*CHALLENGE*
In how many lines of the data does the word "this" appear? Give the number by itself.

*EXTRACTED MATERIAL*
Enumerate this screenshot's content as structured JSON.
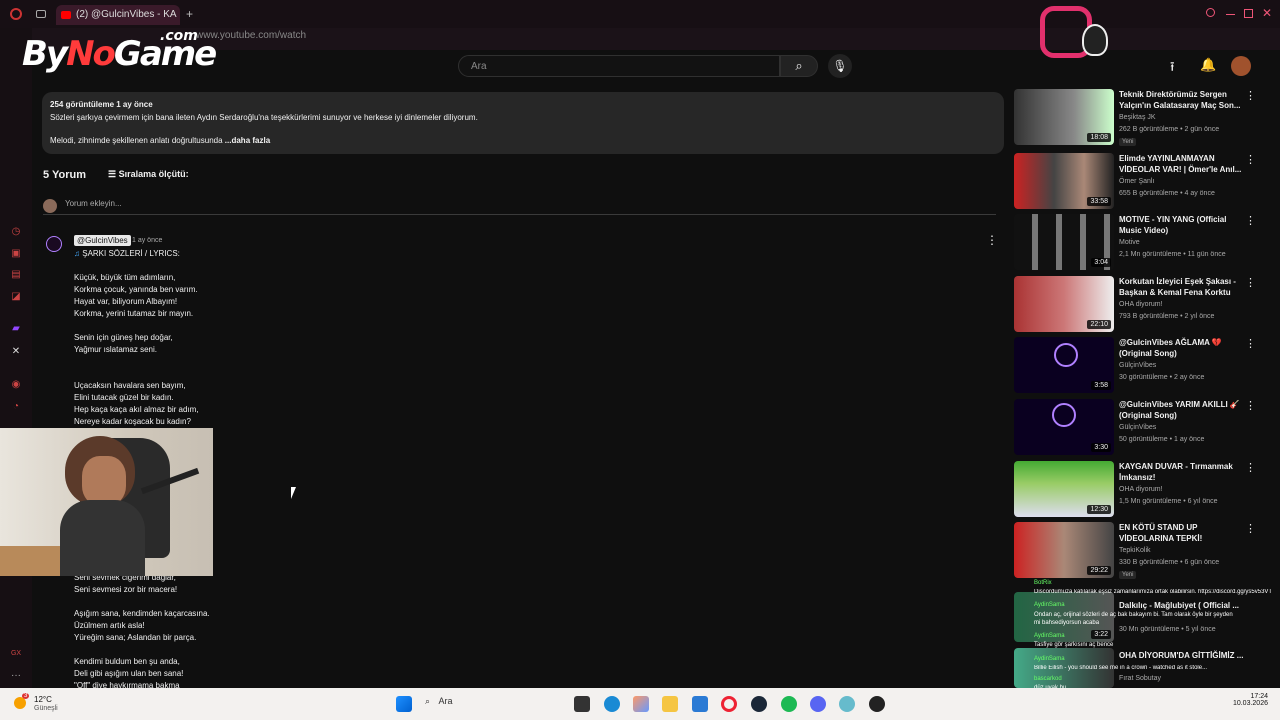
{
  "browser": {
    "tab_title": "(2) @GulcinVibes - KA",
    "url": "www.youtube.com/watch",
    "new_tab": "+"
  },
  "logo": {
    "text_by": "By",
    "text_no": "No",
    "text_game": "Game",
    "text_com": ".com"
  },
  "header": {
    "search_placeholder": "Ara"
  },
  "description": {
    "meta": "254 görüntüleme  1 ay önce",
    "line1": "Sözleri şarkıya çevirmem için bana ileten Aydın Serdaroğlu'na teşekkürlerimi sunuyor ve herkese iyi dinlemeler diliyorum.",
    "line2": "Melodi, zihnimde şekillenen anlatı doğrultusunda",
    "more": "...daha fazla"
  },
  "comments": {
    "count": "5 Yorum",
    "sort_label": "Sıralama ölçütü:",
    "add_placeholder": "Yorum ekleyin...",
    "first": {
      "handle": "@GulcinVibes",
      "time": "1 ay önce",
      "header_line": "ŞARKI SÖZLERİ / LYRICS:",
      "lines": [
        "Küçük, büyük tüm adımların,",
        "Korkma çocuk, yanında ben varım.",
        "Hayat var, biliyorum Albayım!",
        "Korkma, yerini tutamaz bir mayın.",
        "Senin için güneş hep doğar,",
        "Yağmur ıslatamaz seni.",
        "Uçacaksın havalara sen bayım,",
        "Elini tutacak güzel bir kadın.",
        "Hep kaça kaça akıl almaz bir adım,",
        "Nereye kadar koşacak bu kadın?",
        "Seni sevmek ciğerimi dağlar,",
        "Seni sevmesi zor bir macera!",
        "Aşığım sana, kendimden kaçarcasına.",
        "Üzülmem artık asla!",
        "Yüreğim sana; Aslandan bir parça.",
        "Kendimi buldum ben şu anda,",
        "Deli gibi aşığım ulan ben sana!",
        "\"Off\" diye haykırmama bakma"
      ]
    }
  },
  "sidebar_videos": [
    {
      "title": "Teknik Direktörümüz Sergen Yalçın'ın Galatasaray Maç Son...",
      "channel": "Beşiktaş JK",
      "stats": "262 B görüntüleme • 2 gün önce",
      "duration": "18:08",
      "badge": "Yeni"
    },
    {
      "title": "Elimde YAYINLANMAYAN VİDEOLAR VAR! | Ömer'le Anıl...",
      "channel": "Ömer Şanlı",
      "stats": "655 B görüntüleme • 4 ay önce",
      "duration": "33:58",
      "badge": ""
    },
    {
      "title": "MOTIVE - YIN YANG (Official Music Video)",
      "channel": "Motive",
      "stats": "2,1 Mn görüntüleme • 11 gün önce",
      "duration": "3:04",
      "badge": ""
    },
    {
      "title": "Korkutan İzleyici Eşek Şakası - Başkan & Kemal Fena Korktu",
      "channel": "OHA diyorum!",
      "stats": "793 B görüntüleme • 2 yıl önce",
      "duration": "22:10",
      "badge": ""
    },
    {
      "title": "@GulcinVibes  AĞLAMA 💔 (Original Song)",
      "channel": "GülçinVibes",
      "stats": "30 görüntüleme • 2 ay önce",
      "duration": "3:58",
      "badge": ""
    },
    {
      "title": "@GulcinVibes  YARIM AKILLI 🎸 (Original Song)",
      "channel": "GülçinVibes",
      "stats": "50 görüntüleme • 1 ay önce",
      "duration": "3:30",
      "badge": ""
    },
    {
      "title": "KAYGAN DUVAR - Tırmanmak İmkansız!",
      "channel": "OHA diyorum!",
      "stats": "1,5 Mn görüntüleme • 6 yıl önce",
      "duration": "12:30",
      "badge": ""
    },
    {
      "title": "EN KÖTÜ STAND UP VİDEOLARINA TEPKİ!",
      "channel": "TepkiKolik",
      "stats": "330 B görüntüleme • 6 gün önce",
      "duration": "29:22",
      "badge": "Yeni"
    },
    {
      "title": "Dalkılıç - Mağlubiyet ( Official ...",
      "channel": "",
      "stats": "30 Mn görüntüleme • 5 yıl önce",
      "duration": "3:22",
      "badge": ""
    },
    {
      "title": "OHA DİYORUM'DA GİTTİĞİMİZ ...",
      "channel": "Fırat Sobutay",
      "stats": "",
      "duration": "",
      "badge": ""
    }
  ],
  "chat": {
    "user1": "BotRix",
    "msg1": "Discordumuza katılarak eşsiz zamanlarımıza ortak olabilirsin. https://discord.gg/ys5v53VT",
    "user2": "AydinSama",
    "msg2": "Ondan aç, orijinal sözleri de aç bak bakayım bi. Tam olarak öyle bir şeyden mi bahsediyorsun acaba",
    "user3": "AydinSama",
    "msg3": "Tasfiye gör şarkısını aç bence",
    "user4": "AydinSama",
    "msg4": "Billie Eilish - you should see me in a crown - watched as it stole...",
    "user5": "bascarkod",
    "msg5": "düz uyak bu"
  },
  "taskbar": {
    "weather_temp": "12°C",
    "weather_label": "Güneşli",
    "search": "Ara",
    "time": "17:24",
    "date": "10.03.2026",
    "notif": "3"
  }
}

--

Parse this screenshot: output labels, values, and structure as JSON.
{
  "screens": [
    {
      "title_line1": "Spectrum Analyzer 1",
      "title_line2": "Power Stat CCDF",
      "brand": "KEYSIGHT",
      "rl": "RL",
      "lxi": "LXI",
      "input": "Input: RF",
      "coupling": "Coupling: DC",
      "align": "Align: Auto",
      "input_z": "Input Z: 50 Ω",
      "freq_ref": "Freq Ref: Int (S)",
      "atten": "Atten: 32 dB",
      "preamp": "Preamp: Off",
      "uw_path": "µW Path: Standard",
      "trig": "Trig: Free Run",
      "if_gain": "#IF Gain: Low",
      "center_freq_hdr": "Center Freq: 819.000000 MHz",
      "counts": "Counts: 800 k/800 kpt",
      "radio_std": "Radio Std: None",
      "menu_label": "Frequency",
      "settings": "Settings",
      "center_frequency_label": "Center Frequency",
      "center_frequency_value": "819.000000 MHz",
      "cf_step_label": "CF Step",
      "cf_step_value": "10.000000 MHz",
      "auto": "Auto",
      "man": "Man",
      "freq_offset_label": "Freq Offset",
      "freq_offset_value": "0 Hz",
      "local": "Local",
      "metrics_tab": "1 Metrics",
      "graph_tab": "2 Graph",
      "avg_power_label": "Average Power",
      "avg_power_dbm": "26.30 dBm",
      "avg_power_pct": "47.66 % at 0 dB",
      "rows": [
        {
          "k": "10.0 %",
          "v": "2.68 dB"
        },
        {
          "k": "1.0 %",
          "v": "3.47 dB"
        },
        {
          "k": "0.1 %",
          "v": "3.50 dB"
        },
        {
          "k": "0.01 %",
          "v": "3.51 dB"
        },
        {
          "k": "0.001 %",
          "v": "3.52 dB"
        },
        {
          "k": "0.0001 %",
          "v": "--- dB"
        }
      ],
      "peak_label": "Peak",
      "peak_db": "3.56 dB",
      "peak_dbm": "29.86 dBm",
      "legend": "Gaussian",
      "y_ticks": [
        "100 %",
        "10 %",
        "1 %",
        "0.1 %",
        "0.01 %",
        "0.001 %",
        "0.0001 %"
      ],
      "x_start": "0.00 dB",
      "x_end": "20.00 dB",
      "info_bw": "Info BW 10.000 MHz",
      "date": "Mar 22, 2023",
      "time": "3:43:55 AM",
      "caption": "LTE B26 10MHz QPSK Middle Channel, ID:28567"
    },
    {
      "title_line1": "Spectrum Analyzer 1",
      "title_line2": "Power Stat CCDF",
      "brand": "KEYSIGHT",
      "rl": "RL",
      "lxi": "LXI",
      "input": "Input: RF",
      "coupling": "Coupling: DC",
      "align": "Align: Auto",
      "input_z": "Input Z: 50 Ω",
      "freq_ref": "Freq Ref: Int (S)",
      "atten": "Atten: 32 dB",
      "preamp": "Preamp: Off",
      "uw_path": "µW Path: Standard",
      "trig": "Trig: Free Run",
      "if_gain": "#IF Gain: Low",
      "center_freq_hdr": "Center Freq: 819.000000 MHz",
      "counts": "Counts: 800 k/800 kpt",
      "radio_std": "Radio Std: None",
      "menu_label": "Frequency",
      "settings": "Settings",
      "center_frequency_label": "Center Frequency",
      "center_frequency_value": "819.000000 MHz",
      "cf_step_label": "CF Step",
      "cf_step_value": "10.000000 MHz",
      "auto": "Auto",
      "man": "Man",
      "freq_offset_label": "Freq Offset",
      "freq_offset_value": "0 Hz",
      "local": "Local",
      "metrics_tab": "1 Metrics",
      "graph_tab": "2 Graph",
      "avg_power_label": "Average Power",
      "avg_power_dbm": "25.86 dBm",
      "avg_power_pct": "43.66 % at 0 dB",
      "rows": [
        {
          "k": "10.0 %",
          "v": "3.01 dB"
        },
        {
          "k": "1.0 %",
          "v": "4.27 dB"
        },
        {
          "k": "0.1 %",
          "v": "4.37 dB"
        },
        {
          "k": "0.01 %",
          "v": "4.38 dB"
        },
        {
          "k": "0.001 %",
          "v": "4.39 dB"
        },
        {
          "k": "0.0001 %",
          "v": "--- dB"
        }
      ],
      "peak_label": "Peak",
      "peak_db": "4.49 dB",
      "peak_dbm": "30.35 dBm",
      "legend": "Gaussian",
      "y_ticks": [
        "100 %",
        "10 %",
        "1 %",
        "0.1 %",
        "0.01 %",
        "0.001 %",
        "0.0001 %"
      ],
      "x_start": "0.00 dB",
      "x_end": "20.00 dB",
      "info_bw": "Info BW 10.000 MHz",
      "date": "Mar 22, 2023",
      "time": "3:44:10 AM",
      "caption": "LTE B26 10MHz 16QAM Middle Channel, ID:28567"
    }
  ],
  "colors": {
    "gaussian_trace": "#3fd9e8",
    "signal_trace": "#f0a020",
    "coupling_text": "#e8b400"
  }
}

*SOLVED EXERCISE*
2